SHORT TASK: How many lines in the records below hold the string "Time"? Please answer with the number and nothing more.

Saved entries
========================

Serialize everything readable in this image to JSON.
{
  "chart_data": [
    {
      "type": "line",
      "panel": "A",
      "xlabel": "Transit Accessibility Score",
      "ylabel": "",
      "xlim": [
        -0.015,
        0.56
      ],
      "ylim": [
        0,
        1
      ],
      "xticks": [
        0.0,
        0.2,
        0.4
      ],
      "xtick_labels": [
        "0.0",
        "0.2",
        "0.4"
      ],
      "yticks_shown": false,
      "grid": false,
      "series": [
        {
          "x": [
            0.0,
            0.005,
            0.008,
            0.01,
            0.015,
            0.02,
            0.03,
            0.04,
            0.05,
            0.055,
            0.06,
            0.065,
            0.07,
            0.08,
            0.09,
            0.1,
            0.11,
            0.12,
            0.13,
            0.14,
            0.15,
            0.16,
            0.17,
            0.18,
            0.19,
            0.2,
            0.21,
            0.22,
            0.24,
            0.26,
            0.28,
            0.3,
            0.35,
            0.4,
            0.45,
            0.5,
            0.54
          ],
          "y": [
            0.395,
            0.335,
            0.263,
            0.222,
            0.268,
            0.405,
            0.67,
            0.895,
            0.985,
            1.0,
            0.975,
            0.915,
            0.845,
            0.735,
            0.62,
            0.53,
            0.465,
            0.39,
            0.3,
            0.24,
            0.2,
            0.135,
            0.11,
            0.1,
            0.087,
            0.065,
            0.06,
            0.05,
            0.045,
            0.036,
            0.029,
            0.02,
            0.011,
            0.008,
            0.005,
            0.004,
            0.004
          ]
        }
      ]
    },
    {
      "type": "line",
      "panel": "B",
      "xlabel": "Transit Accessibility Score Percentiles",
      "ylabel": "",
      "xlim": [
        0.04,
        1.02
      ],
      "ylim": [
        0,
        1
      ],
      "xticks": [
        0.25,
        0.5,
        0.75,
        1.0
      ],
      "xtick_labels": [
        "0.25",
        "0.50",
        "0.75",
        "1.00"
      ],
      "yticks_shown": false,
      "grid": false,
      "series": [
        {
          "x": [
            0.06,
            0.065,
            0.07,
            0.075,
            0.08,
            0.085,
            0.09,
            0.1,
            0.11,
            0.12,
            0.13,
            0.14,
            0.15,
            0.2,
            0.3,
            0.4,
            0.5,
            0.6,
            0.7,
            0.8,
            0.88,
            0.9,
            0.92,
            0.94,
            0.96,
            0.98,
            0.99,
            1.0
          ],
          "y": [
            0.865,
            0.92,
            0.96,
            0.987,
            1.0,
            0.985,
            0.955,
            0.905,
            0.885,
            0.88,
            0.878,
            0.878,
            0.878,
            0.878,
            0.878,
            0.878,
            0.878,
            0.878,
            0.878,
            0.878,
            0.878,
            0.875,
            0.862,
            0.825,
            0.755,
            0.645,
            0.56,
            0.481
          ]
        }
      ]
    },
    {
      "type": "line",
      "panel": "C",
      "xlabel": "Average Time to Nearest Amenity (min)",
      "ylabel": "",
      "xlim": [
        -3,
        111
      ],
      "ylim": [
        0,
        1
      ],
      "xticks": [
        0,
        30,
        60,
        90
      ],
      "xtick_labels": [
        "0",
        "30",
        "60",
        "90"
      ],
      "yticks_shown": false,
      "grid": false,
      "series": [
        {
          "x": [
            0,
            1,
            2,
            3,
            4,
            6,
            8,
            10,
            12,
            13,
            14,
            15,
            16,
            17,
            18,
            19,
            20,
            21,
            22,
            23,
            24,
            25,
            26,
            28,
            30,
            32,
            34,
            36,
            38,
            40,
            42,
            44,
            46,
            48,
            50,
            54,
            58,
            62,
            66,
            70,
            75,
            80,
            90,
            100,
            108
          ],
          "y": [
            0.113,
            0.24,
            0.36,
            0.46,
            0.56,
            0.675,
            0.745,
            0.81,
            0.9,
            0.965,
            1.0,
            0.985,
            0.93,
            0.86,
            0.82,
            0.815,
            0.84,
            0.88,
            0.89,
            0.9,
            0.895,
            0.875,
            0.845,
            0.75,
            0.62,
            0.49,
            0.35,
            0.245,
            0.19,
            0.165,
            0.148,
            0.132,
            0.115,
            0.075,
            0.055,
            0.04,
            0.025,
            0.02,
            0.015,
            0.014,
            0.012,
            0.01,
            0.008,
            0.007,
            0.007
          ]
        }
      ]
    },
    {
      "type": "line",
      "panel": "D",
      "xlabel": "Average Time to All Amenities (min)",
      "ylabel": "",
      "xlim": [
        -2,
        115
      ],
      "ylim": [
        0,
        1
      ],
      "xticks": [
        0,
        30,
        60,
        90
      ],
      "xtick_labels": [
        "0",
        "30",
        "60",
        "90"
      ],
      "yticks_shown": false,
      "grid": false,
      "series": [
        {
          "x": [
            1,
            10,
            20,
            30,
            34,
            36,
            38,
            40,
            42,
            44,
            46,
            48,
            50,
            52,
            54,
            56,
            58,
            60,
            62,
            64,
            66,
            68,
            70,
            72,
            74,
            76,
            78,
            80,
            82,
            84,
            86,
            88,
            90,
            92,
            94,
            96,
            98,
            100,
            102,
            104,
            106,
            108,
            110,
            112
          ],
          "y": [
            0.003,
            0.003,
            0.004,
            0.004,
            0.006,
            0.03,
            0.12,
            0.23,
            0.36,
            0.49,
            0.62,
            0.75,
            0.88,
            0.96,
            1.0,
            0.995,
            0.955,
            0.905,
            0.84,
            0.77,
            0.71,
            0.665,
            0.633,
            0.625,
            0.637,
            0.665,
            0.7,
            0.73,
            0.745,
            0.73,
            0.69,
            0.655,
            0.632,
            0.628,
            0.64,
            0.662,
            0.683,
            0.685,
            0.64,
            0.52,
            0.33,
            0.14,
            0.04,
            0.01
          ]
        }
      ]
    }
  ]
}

========================

CORRECT ANSWER: 2